### WORK INSTRUCTIONS
Using the entries that follow, collect the lines where the word "JSON" appears.

### SUPPLIED INFORMATION

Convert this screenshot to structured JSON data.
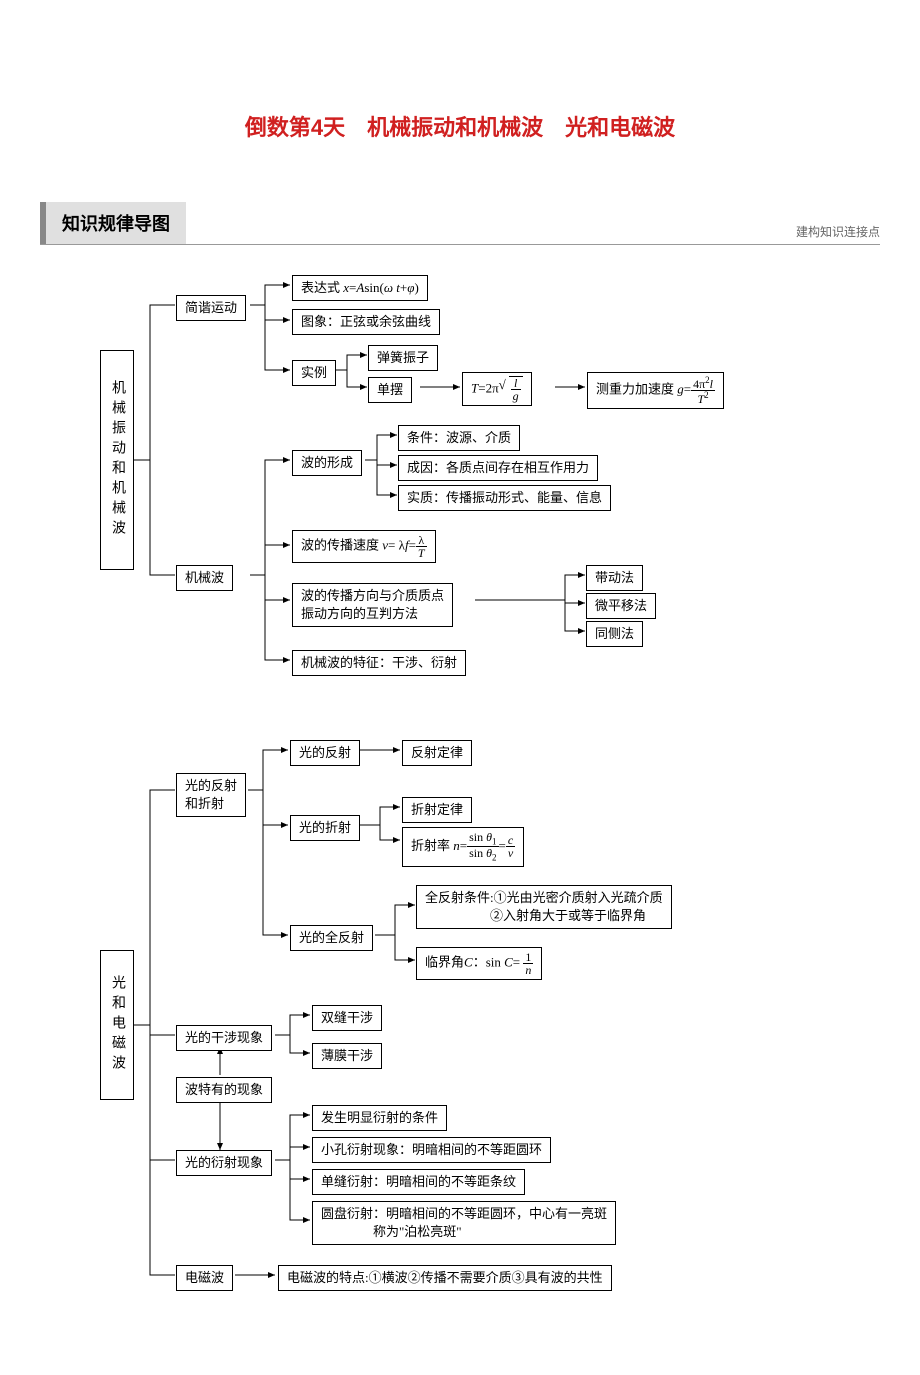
{
  "title_color": "#d02020",
  "title": "倒数第4天　机械振动和机械波　光和电磁波",
  "section_tab": "知识规律导图",
  "section_sub": "建构知识连接点",
  "d1": {
    "root": "机械振动和机械波",
    "n_shm": "简谐运动",
    "n_expr": "表达式 <i>x</i>=<i>A</i>sin(<i>ω t</i>+<i>φ</i>)",
    "n_graph": "图象：正弦或余弦曲线",
    "n_example": "实例",
    "n_spring": "弹簧振子",
    "n_pendulum": "单摆",
    "n_period": "<i>T</i>=2π<span class='sqrt' style='margin-left:10px'><span class='frac'><span class='num'><i>l</i></span><span class='den'><i>g</i></span></span></span>",
    "n_gravity": "测重力加速度 <i>g</i>=<span class='frac'><span class='num'>4π<sup>2</sup><i>l</i></span><span class='den'><i>T</i><sup>2</sup></span></span>",
    "n_wave": "机械波",
    "n_form": "波的形成",
    "n_cond": "条件：波源、介质",
    "n_cause": "成因：各质点间存在相互作用力",
    "n_essence": "实质：传播振动形式、能量、信息",
    "n_speed": "波的传播速度 <i>v</i>= λ<i>f</i>=<span class='frac'><span class='num'>λ</span><span class='den'><i>T</i></span></span>",
    "n_dir": "波的传播方向与介质质点<br>振动方向的互判方法",
    "n_m1": "带动法",
    "n_m2": "微平移法",
    "n_m3": "同侧法",
    "n_feat": "机械波的特征：干涉、衍射"
  },
  "d2": {
    "root": "光和电磁波",
    "n_refrefr": "光的反射<br>和折射",
    "n_refl": "光的反射",
    "n_refl_law": "反射定律",
    "n_refr": "光的折射",
    "n_refr_law": "折射定律",
    "n_refr_idx": "折射率 <i>n</i>=<span class='frac'><span class='num'>sin <i>θ</i><sub>1</sub></span><span class='den'>sin <i>θ</i><sub>2</sub></span></span>=<span class='frac'><span class='num'><i>c</i></span><span class='den'><i>v</i></span></span>",
    "n_total": "光的全反射",
    "n_total_cond": "全反射条件:①光由光密介质射入光疏介质<br>　　　　　②入射角大于或等于临界角",
    "n_crit": "临界角<i>C</i>：sin <i>C</i>= <span class='frac'><span class='num'>1</span><span class='den'><i>n</i></span></span>",
    "n_interf": "光的干涉现象",
    "n_double": "双缝干涉",
    "n_thin": "薄膜干涉",
    "n_wavephen": "波特有的现象",
    "n_diffr": "光的衍射现象",
    "n_diff1": "发生明显衍射的条件",
    "n_diff2": "小孔衍射现象：明暗相间的不等距圆环",
    "n_diff3": "单缝衍射：明暗相间的不等距条纹",
    "n_diff4": "圆盘衍射：明暗相间的不等距圆环，中心有一亮斑<br>　　　　称为\"泊松亮斑\"",
    "n_em": "电磁波",
    "n_em_feat": "电磁波的特点:①横波②传播不需要介质③具有波的共性"
  }
}
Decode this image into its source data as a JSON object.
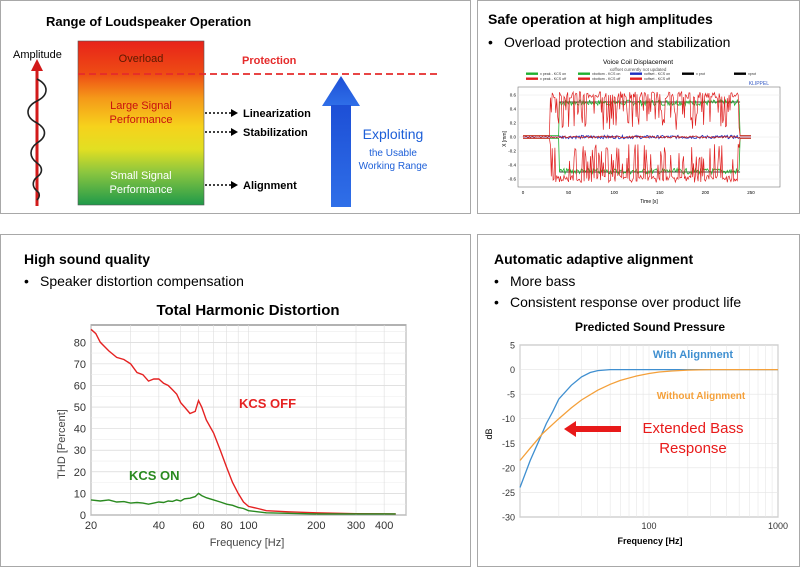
{
  "panel_tl": {
    "title": "Range of Loudspeaker Operation",
    "amplitude_label": "Amplitude",
    "zones": [
      "Overload",
      "Large Signal\nPerformance",
      "Small Signal\nPerformance"
    ],
    "protection_label": "Protection",
    "arrow_labels": [
      "Linearization",
      "Stabilization",
      "Alignment"
    ],
    "exploiting_label": "Exploiting",
    "usable_label": "the Usable\nWorking Range",
    "colors": {
      "overload": "#e8231a",
      "large": "#f6d21c",
      "small": "#1f9a4a",
      "arrow": "#1d4fd6",
      "protection": "#e52b2b"
    }
  },
  "panel_tr": {
    "title": "Safe operation at high amplitudes",
    "bullets": [
      "Overload protection and stabilization"
    ],
    "chart_title": "Voice Coil Displacement",
    "chart_subtitle": "xoffset currently not updated",
    "legend": [
      "x peak - KCS on",
      "xbottom - KCS on",
      "xoffset - KCS on",
      "x prot",
      "xprot",
      "x peak - KCS off",
      "xbottom - KCS off",
      "xoffset - KCS off"
    ],
    "brand": "KLIPPEL",
    "ylabel": "X [mm]",
    "xlabel": "Time [s]",
    "yticks": [
      "0.6",
      "0.4",
      "0.2",
      "0.0",
      "-0.2",
      "-0.4",
      "-0.6"
    ],
    "xticks": [
      "0",
      "50",
      "100",
      "150",
      "200",
      "250"
    ]
  },
  "panel_bl": {
    "title": "High sound quality",
    "bullets": [
      "Speaker distortion compensation"
    ],
    "chart_data": {
      "type": "line",
      "title": "Total Harmonic Distortion",
      "xlabel": "Frequency [Hz]",
      "ylabel": "THD [Percent]",
      "xscale": "log",
      "xlim": [
        20,
        500
      ],
      "ylim": [
        0,
        88
      ],
      "xticks": [
        20,
        40,
        60,
        80,
        100,
        200,
        300,
        400
      ],
      "yticks": [
        0,
        10,
        20,
        30,
        40,
        50,
        60,
        70,
        80
      ],
      "series": [
        {
          "name": "KCS OFF",
          "color": "#e52222",
          "x": [
            20,
            21,
            22,
            24,
            26,
            28,
            30,
            32,
            34,
            36,
            38,
            40,
            42,
            44,
            46,
            48,
            50,
            52,
            55,
            58,
            60,
            62,
            65,
            70,
            75,
            80,
            85,
            90,
            95,
            100,
            110,
            120,
            150,
            200,
            300,
            450
          ],
          "y": [
            86,
            84,
            80,
            76,
            73,
            72,
            70,
            66,
            65,
            62,
            63,
            63,
            61,
            60,
            58,
            56,
            52,
            50,
            47,
            48,
            53,
            50,
            44,
            38,
            30,
            22,
            15,
            10,
            6,
            4,
            3,
            2,
            1.5,
            1,
            0.6,
            0.5
          ]
        },
        {
          "name": "KCS ON",
          "color": "#2a8a20",
          "x": [
            20,
            22,
            24,
            26,
            28,
            30,
            32,
            34,
            36,
            38,
            40,
            42,
            44,
            46,
            48,
            50,
            52,
            55,
            58,
            60,
            62,
            65,
            70,
            75,
            80,
            85,
            90,
            95,
            100,
            110,
            120,
            150,
            200,
            300,
            450
          ],
          "y": [
            7,
            6.5,
            7,
            6,
            6.2,
            5.5,
            5.8,
            5.5,
            5,
            5.5,
            6,
            5.8,
            6.5,
            6.3,
            7,
            6.5,
            7.5,
            7.8,
            8.5,
            10,
            9,
            8,
            7,
            6,
            5,
            4.5,
            3.5,
            3,
            2,
            1.5,
            1,
            0.8,
            0.5,
            0.5,
            0.5
          ]
        }
      ]
    }
  },
  "panel_br": {
    "title": "Automatic adaptive alignment",
    "bullets": [
      "More bass",
      "Consistent response over product life"
    ],
    "chart_data": {
      "type": "line",
      "title": "Predicted Sound Pressure",
      "xlabel": "Frequency [Hz]",
      "ylabel": "dB",
      "xscale": "log",
      "xlim": [
        10,
        1000
      ],
      "ylim": [
        -30,
        5
      ],
      "xticks": [
        100,
        1000
      ],
      "yticks": [
        5,
        0,
        -5,
        -10,
        -15,
        -20,
        -25,
        -30
      ],
      "annotation": "Extended Bass\nResponse",
      "series": [
        {
          "name": "With Alignment",
          "color": "#3f8fd0",
          "x": [
            10,
            12,
            14,
            16,
            18,
            20,
            25,
            30,
            35,
            40,
            50,
            60,
            80,
            100,
            150,
            200,
            1000
          ],
          "y": [
            -24,
            -18.5,
            -14.5,
            -11,
            -8.5,
            -6,
            -3.2,
            -1.5,
            -0.6,
            -0.2,
            0,
            0,
            0,
            0,
            0,
            0,
            0
          ]
        },
        {
          "name": "Without Alignment",
          "color": "#f4a03a",
          "x": [
            10,
            12,
            15,
            20,
            25,
            30,
            40,
            50,
            60,
            80,
            100,
            120,
            150,
            200,
            300,
            500,
            1000
          ],
          "y": [
            -18.5,
            -16,
            -13,
            -10,
            -7.8,
            -6.2,
            -4.2,
            -3,
            -2.2,
            -1.3,
            -0.8,
            -0.5,
            -0.3,
            -0.1,
            0,
            0,
            0
          ]
        }
      ]
    }
  }
}
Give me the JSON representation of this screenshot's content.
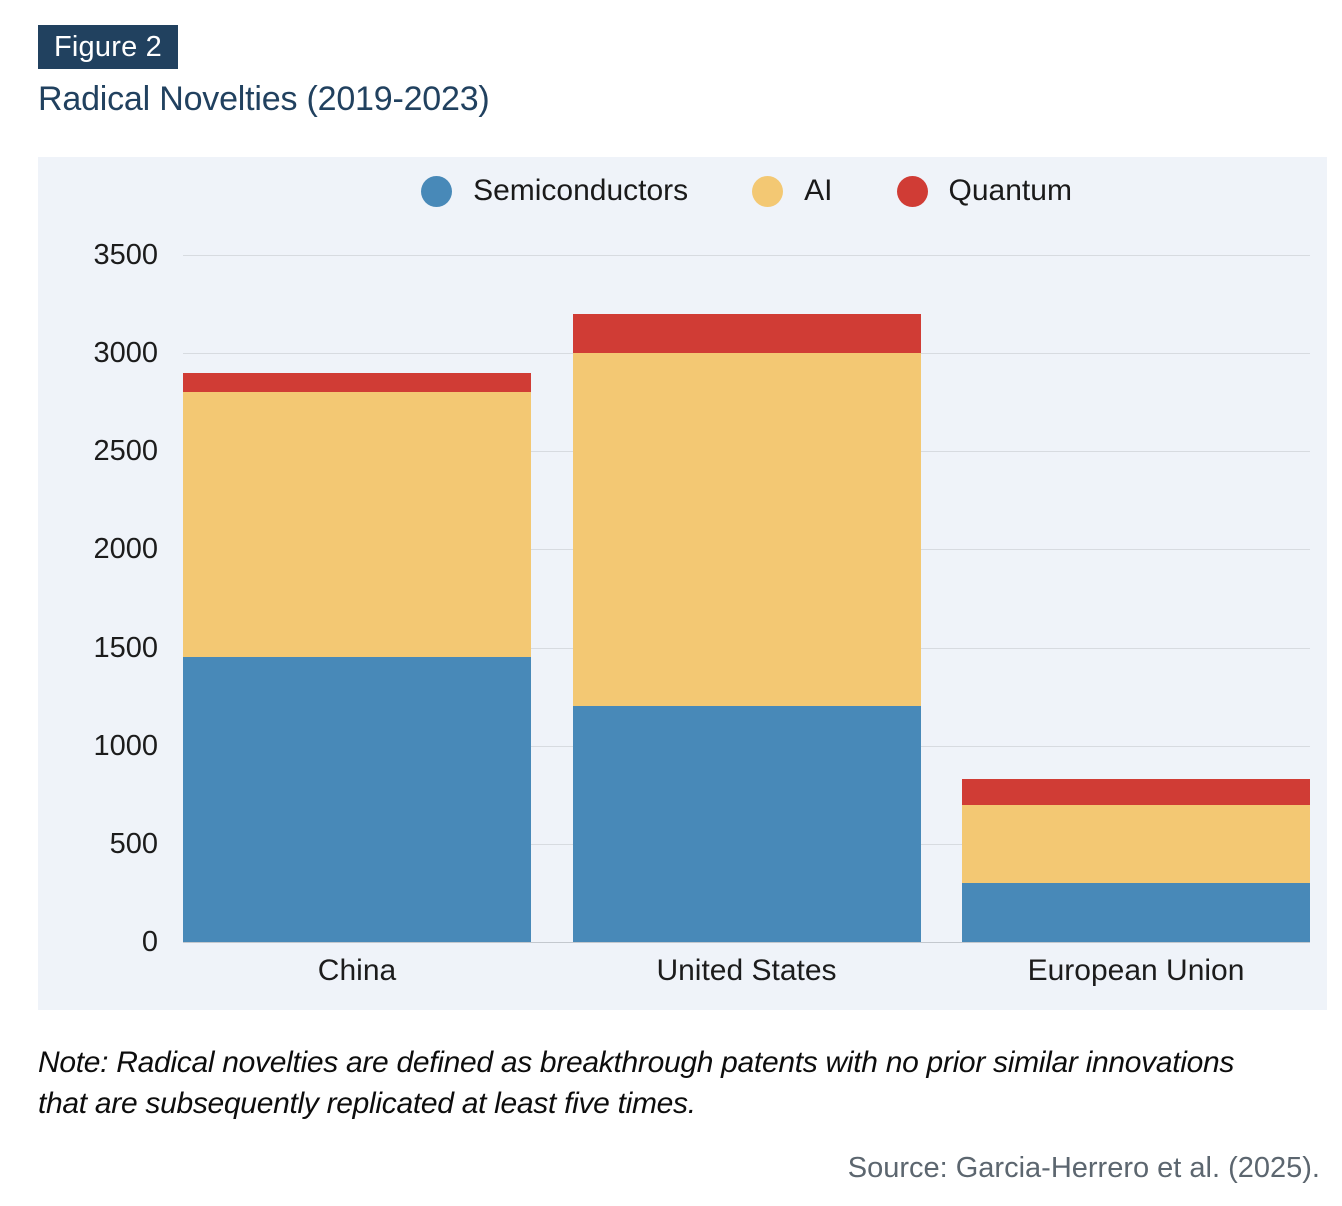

### SOLUTION
Convert this screenshot to structured JSON data.
Decode this image into its source data as a JSON object.
Give me the JSON representation of this screenshot's content.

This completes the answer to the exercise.